## Data listing
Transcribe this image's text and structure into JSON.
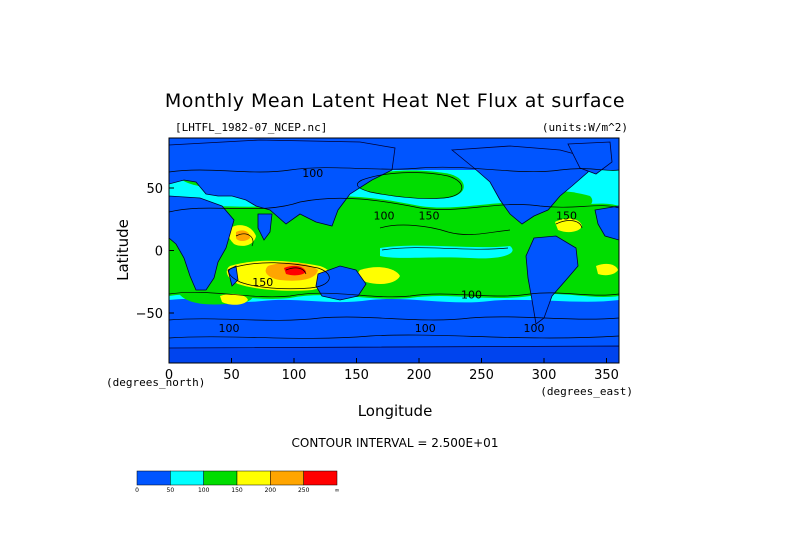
{
  "chart_data": {
    "type": "heatmap",
    "title": "Monthly Mean Latent Heat Net Flux at surface",
    "subtitle_left": "[LHTFL_1982-07_NCEP.nc]",
    "subtitle_right": "(units:W/m^2)",
    "xlabel": "Longitude",
    "ylabel": "Latitude",
    "x_unit_label": "(degrees_east)",
    "y_unit_label": "(degrees_north)",
    "xlim": [
      0,
      360
    ],
    "ylim": [
      -90,
      90
    ],
    "x_ticks": [
      {
        "value": 0,
        "label": "0"
      },
      {
        "value": 50,
        "label": "50"
      },
      {
        "value": 100,
        "label": "100"
      },
      {
        "value": 150,
        "label": "150"
      },
      {
        "value": 200,
        "label": "200"
      },
      {
        "value": 250,
        "label": "250"
      },
      {
        "value": 300,
        "label": "300"
      },
      {
        "value": 350,
        "label": "350"
      }
    ],
    "y_ticks": [
      {
        "value": 50,
        "label": "50"
      },
      {
        "value": 0,
        "label": "0"
      },
      {
        "value": -50,
        "label": "−50"
      }
    ],
    "contour_interval_text": "CONTOUR INTERVAL = 2.500E+01",
    "contour_labels": [
      {
        "lon": 115,
        "lat": 62,
        "text": "100"
      },
      {
        "lon": 172,
        "lat": 28,
        "text": "100"
      },
      {
        "lon": 208,
        "lat": 28,
        "text": "150"
      },
      {
        "lon": 318,
        "lat": 28,
        "text": "150"
      },
      {
        "lon": 75,
        "lat": -25,
        "text": "150"
      },
      {
        "lon": 242,
        "lat": -35,
        "text": "100"
      },
      {
        "lon": 48,
        "lat": -62,
        "text": "100"
      },
      {
        "lon": 205,
        "lat": -62,
        "text": "100"
      },
      {
        "lon": 292,
        "lat": -62,
        "text": "100"
      }
    ],
    "colorbar": {
      "colors": [
        "#0055ff",
        "#00ffff",
        "#00dd00",
        "#ffff00",
        "#ffa500",
        "#ff0000"
      ],
      "tick_labels": [
        "0",
        "50",
        "100",
        "150",
        "200",
        "250",
        "∞"
      ]
    },
    "grid": false,
    "legend": "bottom-left colorbar"
  }
}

## Given instruction
Pick out each line above that includes "colorbar" and show it.

## Task output
    "colorbar": {
    "legend": "bottom-left colorbar"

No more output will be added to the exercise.